> [Exercise aim]
Write out the material below again, unchanged.
************
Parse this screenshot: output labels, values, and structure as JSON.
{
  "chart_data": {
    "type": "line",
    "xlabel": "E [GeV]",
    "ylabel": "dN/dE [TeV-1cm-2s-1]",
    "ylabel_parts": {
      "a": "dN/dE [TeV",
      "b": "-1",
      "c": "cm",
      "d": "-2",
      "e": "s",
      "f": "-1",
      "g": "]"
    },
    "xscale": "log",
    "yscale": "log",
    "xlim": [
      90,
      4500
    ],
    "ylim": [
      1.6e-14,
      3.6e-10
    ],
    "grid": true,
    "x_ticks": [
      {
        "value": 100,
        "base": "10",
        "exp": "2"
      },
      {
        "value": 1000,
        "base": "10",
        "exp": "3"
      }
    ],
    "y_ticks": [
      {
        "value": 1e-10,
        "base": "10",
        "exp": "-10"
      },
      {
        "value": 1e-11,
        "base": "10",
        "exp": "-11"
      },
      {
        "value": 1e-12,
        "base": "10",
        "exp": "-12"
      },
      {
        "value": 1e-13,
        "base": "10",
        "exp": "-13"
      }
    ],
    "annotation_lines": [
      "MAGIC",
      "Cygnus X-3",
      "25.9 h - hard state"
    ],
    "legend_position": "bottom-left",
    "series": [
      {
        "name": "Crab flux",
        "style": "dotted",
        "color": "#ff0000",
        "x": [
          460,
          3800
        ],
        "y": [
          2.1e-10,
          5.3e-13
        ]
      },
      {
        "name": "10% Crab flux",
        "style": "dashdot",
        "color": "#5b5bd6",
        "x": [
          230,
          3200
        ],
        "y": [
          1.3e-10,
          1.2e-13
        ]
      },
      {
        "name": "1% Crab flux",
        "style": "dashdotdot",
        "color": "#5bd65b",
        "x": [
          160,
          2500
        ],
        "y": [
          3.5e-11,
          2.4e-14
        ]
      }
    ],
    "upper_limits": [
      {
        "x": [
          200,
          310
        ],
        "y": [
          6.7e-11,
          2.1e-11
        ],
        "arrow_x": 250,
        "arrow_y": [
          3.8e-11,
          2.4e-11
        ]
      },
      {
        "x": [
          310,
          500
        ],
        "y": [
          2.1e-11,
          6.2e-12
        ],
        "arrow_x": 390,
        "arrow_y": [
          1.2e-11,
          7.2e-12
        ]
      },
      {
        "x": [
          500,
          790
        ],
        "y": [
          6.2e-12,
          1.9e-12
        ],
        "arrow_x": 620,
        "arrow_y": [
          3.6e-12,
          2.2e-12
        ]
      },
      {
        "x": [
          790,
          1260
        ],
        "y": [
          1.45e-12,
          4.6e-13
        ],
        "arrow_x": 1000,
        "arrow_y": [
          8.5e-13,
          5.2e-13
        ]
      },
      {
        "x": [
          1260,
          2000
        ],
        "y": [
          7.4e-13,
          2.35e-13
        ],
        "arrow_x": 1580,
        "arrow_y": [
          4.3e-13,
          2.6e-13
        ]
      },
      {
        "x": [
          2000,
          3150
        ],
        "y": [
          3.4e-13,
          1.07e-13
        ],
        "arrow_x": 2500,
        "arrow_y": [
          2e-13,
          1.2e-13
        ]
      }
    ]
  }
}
************
> [Result]
Parse this screenshot: output labels, values, and structure as JSON.
{
  "chart_data": {
    "type": "line",
    "xlabel": "E [GeV]",
    "ylabel": "dN/dE [TeV-1cm-2s-1]",
    "ylabel_parts": {
      "a": "dN/dE [TeV",
      "b": "-1",
      "c": "cm",
      "d": "-2",
      "e": "s",
      "f": "-1",
      "g": "]"
    },
    "xscale": "log",
    "yscale": "log",
    "xlim": [
      90,
      4500
    ],
    "ylim": [
      1.6e-14,
      3.6e-10
    ],
    "grid": true,
    "x_ticks": [
      {
        "value": 100,
        "base": "10",
        "exp": "2"
      },
      {
        "value": 1000,
        "base": "10",
        "exp": "3"
      }
    ],
    "y_ticks": [
      {
        "value": 1e-10,
        "base": "10",
        "exp": "-10"
      },
      {
        "value": 1e-11,
        "base": "10",
        "exp": "-11"
      },
      {
        "value": 1e-12,
        "base": "10",
        "exp": "-12"
      },
      {
        "value": 1e-13,
        "base": "10",
        "exp": "-13"
      }
    ],
    "annotation_lines": [
      "MAGIC",
      "Cygnus X-3",
      "25.9 h - hard state"
    ],
    "legend_position": "bottom-left",
    "series": [
      {
        "name": "Crab flux",
        "style": "dotted",
        "color": "#ff0000",
        "x": [
          460,
          3800
        ],
        "y": [
          2.1e-10,
          5.3e-13
        ]
      },
      {
        "name": "10% Crab flux",
        "style": "dashdot",
        "color": "#5b5bd6",
        "x": [
          230,
          3200
        ],
        "y": [
          1.3e-10,
          1.2e-13
        ]
      },
      {
        "name": "1% Crab flux",
        "style": "dashdotdot",
        "color": "#5bd65b",
        "x": [
          160,
          2500
        ],
        "y": [
          3.5e-11,
          2.4e-14
        ]
      }
    ],
    "upper_limits": [
      {
        "x": [
          200,
          310
        ],
        "y": [
          6.7e-11,
          2.1e-11
        ],
        "arrow_x": 250,
        "arrow_y": [
          3.8e-11,
          2.4e-11
        ]
      },
      {
        "x": [
          310,
          500
        ],
        "y": [
          2.1e-11,
          6.2e-12
        ],
        "arrow_x": 390,
        "arrow_y": [
          1.2e-11,
          7.2e-12
        ]
      },
      {
        "x": [
          500,
          790
        ],
        "y": [
          6.2e-12,
          1.9e-12
        ],
        "arrow_x": 620,
        "arrow_y": [
          3.6e-12,
          2.2e-12
        ]
      },
      {
        "x": [
          790,
          1260
        ],
        "y": [
          1.45e-12,
          4.6e-13
        ],
        "arrow_x": 1000,
        "arrow_y": [
          8.5e-13,
          5.2e-13
        ]
      },
      {
        "x": [
          1260,
          2000
        ],
        "y": [
          7.4e-13,
          2.35e-13
        ],
        "arrow_x": 1580,
        "arrow_y": [
          4.3e-13,
          2.6e-13
        ]
      },
      {
        "x": [
          2000,
          3150
        ],
        "y": [
          3.4e-13,
          1.07e-13
        ],
        "arrow_x": 2500,
        "arrow_y": [
          2e-13,
          1.2e-13
        ]
      }
    ]
  }
}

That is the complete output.